» DATA SECTION:
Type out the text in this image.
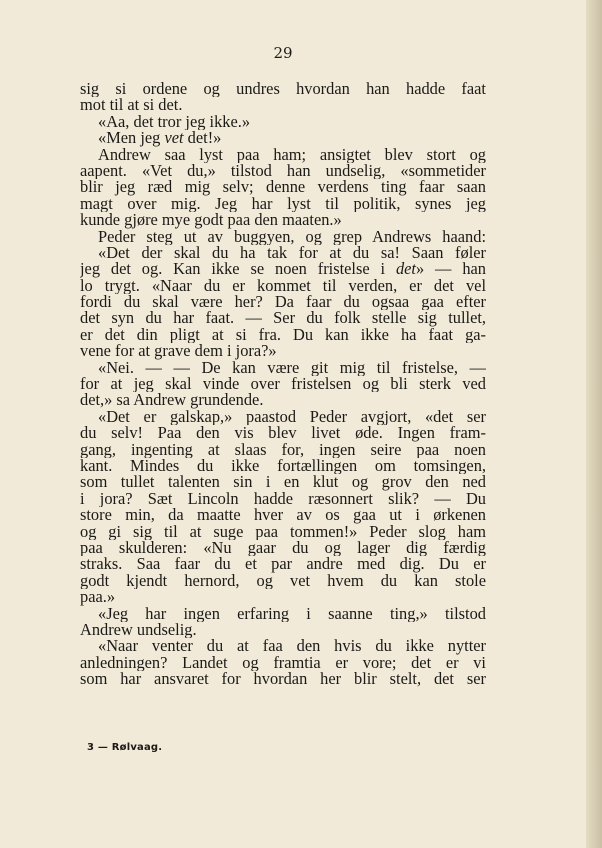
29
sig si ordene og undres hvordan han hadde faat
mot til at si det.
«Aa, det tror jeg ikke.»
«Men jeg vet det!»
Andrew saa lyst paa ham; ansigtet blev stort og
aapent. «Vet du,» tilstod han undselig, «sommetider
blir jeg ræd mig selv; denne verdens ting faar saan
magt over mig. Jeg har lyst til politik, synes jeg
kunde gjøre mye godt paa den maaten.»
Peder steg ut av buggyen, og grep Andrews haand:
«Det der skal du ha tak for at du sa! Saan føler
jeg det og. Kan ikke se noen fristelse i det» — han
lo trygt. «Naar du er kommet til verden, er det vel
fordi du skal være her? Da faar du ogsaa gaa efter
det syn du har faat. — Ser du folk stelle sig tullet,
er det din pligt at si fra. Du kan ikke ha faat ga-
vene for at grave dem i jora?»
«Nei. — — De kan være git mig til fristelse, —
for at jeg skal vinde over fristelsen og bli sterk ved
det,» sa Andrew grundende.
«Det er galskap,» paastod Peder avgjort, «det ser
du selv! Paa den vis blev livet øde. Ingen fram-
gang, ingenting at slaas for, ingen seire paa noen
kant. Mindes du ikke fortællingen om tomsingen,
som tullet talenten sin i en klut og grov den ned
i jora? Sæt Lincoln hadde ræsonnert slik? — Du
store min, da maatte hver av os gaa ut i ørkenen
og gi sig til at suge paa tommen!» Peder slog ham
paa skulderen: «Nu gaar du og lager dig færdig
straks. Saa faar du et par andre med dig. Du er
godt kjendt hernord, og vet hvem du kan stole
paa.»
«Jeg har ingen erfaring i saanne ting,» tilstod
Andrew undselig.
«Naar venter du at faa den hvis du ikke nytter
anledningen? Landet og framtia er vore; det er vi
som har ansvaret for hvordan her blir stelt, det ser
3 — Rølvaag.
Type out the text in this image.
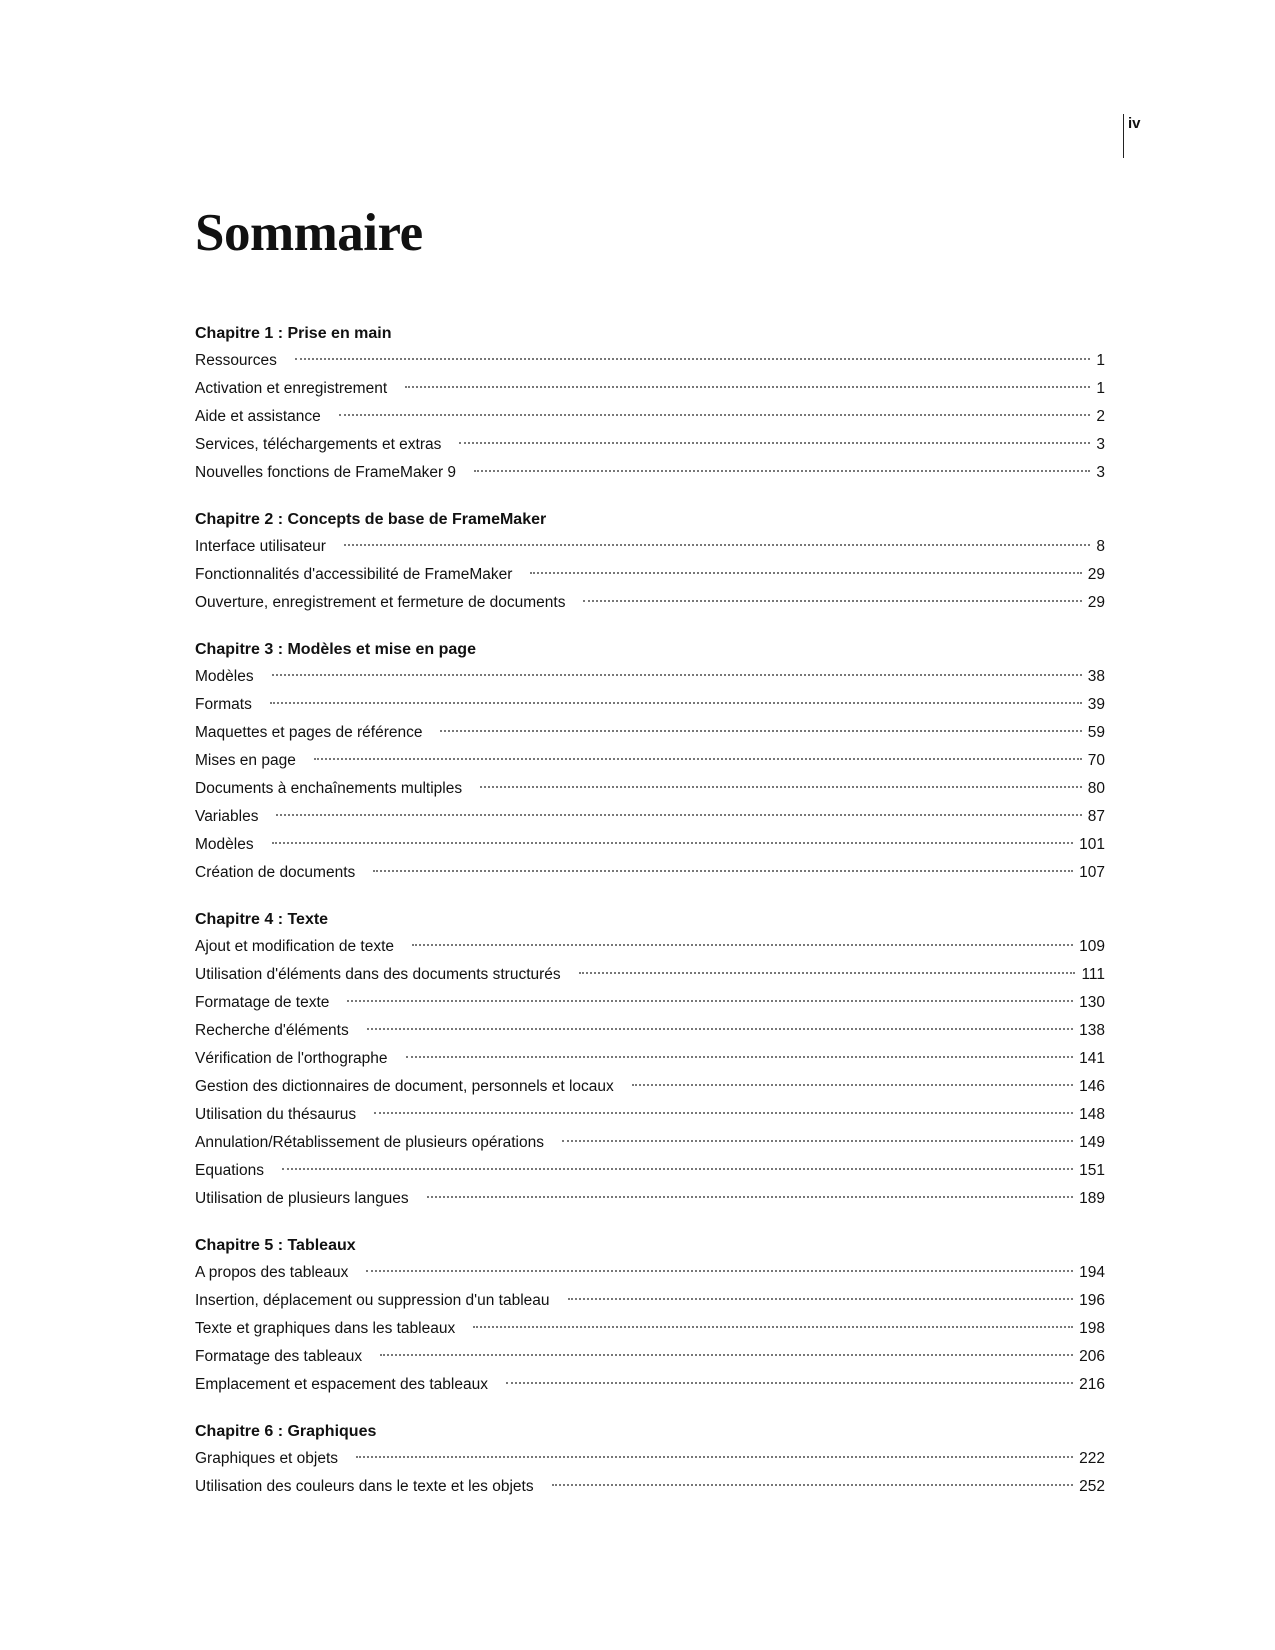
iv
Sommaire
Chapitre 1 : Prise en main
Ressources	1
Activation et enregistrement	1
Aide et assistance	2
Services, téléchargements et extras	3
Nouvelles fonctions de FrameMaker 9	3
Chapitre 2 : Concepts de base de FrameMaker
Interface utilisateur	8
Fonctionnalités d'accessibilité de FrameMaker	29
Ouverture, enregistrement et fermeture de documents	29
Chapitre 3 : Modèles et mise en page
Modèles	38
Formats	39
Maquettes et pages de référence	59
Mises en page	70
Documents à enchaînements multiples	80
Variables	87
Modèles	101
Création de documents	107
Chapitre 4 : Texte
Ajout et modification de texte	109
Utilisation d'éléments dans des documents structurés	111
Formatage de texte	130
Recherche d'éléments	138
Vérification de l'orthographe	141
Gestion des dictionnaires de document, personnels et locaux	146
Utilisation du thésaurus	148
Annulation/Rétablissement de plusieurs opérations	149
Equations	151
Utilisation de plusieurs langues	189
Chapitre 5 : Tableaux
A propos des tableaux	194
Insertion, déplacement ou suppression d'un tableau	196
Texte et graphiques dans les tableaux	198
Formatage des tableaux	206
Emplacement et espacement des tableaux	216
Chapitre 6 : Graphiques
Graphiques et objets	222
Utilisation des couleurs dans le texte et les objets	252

» WHAT TO PRODUCE: Output the entries above exactly, without their pictures.

» ANSWER IN FULL:
Type out the text in this image.
29
sig si ordene og undres hvordan han hadde faat
mot til at si det.
«Aa, det tror jeg ikke.»
«Men jeg vet det!»
Andrew saa lyst paa ham; ansigtet blev stort og
aapent. «Vet du,» tilstod han undselig, «sommetider
blir jeg ræd mig selv; denne verdens ting faar saan
magt over mig. Jeg har lyst til politik, synes jeg
kunde gjøre mye godt paa den maaten.»
Peder steg ut av buggyen, og grep Andrews haand:
«Det der skal du ha tak for at du sa! Saan føler
jeg det og. Kan ikke se noen fristelse i det» — han
lo trygt. «Naar du er kommet til verden, er det vel
fordi du skal være her? Da faar du ogsaa gaa efter
det syn du har faat. — Ser du folk stelle sig tullet,
er det din pligt at si fra. Du kan ikke ha faat ga-
vene for at grave dem i jora?»
«Nei. — — De kan være git mig til fristelse, —
for at jeg skal vinde over fristelsen og bli sterk ved
det,» sa Andrew grundende.
«Det er galskap,» paastod Peder avgjort, «det ser
du selv! Paa den vis blev livet øde. Ingen fram-
gang, ingenting at slaas for, ingen seire paa noen
kant. Mindes du ikke fortællingen om tomsingen,
som tullet talenten sin i en klut og grov den ned
i jora? Sæt Lincoln hadde ræsonnert slik? — Du
store min, da maatte hver av os gaa ut i ørkenen
og gi sig til at suge paa tommen!» Peder slog ham
paa skulderen: «Nu gaar du og lager dig færdig
straks. Saa faar du et par andre med dig. Du er
godt kjendt hernord, og vet hvem du kan stole
paa.»
«Jeg har ingen erfaring i saanne ting,» tilstod
Andrew undselig.
«Naar venter du at faa den hvis du ikke nytter
anledningen? Landet og framtia er vore; det er vi
som har ansvaret for hvordan her blir stelt, det ser
3 — Rølvaag.
Type out the text in this image.
iv
Sommaire
Chapitre 1 : Prise en main
Ressources	1
Activation et enregistrement	1
Aide et assistance	2
Services, téléchargements et extras	3
Nouvelles fonctions de FrameMaker 9	3
Chapitre 2 : Concepts de base de FrameMaker
Interface utilisateur	8
Fonctionnalités d'accessibilité de FrameMaker	29
Ouverture, enregistrement et fermeture de documents	29
Chapitre 3 : Modèles et mise en page
Modèles	38
Formats	39
Maquettes et pages de référence	59
Mises en page	70
Documents à enchaînements multiples	80
Variables	87
Modèles	101
Création de documents	107
Chapitre 4 : Texte
Ajout et modification de texte	109
Utilisation d'éléments dans des documents structurés	111
Formatage de texte	130
Recherche d'éléments	138
Vérification de l'orthographe	141
Gestion des dictionnaires de document, personnels et locaux	146
Utilisation du thésaurus	148
Annulation/Rétablissement de plusieurs opérations	149
Equations	151
Utilisation de plusieurs langues	189
Chapitre 5 : Tableaux
A propos des tableaux	194
Insertion, déplacement ou suppression d'un tableau	196
Texte et graphiques dans les tableaux	198
Formatage des tableaux	206
Emplacement et espacement des tableaux	216
Chapitre 6 : Graphiques
Graphiques et objets	222
Utilisation des couleurs dans le texte et les objets	252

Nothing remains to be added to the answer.